> Stored rows:
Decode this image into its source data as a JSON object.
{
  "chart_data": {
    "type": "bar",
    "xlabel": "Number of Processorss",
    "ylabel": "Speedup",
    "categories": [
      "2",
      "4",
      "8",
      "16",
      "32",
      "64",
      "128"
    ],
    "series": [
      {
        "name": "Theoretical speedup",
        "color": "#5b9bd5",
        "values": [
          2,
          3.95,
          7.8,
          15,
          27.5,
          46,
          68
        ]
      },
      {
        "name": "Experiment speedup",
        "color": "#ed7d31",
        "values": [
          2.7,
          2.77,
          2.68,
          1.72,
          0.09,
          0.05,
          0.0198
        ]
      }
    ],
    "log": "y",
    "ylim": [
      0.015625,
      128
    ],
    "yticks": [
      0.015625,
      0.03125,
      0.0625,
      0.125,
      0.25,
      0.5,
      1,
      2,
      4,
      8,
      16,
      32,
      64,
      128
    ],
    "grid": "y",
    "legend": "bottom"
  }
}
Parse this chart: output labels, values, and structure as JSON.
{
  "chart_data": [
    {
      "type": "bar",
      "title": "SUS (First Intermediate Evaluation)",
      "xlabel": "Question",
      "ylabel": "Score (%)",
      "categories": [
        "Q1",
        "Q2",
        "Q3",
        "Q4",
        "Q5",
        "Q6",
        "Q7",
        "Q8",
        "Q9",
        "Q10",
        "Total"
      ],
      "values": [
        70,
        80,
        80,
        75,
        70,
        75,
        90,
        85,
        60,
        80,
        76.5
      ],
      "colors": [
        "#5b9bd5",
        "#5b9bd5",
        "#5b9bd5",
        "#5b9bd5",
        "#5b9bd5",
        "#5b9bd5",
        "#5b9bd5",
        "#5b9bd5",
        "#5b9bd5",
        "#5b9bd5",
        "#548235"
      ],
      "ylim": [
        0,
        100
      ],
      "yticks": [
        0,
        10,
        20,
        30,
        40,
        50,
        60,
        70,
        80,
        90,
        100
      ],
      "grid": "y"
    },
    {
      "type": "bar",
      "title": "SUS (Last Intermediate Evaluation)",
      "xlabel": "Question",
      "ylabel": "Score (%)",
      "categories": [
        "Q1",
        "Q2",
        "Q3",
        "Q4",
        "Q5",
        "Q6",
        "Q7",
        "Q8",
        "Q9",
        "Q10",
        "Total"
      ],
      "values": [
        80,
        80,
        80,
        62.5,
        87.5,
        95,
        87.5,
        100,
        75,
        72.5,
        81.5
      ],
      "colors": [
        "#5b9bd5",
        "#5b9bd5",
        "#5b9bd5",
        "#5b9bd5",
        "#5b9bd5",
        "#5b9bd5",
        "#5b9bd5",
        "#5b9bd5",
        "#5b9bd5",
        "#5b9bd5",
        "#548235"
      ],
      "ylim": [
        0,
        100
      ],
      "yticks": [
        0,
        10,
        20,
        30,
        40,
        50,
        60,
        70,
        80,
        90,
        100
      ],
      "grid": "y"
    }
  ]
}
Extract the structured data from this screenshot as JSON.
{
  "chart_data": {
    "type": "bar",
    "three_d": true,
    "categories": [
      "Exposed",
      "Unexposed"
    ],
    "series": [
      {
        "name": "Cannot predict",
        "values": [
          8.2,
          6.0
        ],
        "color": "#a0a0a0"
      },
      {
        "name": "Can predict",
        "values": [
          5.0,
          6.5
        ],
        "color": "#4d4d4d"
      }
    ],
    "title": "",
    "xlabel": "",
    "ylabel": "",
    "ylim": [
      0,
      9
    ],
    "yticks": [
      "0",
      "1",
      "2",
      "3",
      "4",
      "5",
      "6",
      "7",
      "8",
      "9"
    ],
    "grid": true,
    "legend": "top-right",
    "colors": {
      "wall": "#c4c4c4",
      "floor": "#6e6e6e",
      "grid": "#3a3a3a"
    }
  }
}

> Exercise brief: Set down, unchanged, the line that contains "Extract the structured" together with every later line in the records, through the last one.

> Result:
Extract the structured data from this screenshot as JSON.
{
  "chart_data": {
    "type": "bar",
    "three_d": true,
    "categories": [
      "Exposed",
      "Unexposed"
    ],
    "series": [
      {
        "name": "Cannot predict",
        "values": [
          8.2,
          6.0
        ],
        "color": "#a0a0a0"
      },
      {
        "name": "Can predict",
        "values": [
          5.0,
          6.5
        ],
        "color": "#4d4d4d"
      }
    ],
    "title": "",
    "xlabel": "",
    "ylabel": "",
    "ylim": [
      0,
      9
    ],
    "yticks": [
      "0",
      "1",
      "2",
      "3",
      "4",
      "5",
      "6",
      "7",
      "8",
      "9"
    ],
    "grid": true,
    "legend": "top-right",
    "colors": {
      "wall": "#c4c4c4",
      "floor": "#6e6e6e",
      "grid": "#3a3a3a"
    }
  }
}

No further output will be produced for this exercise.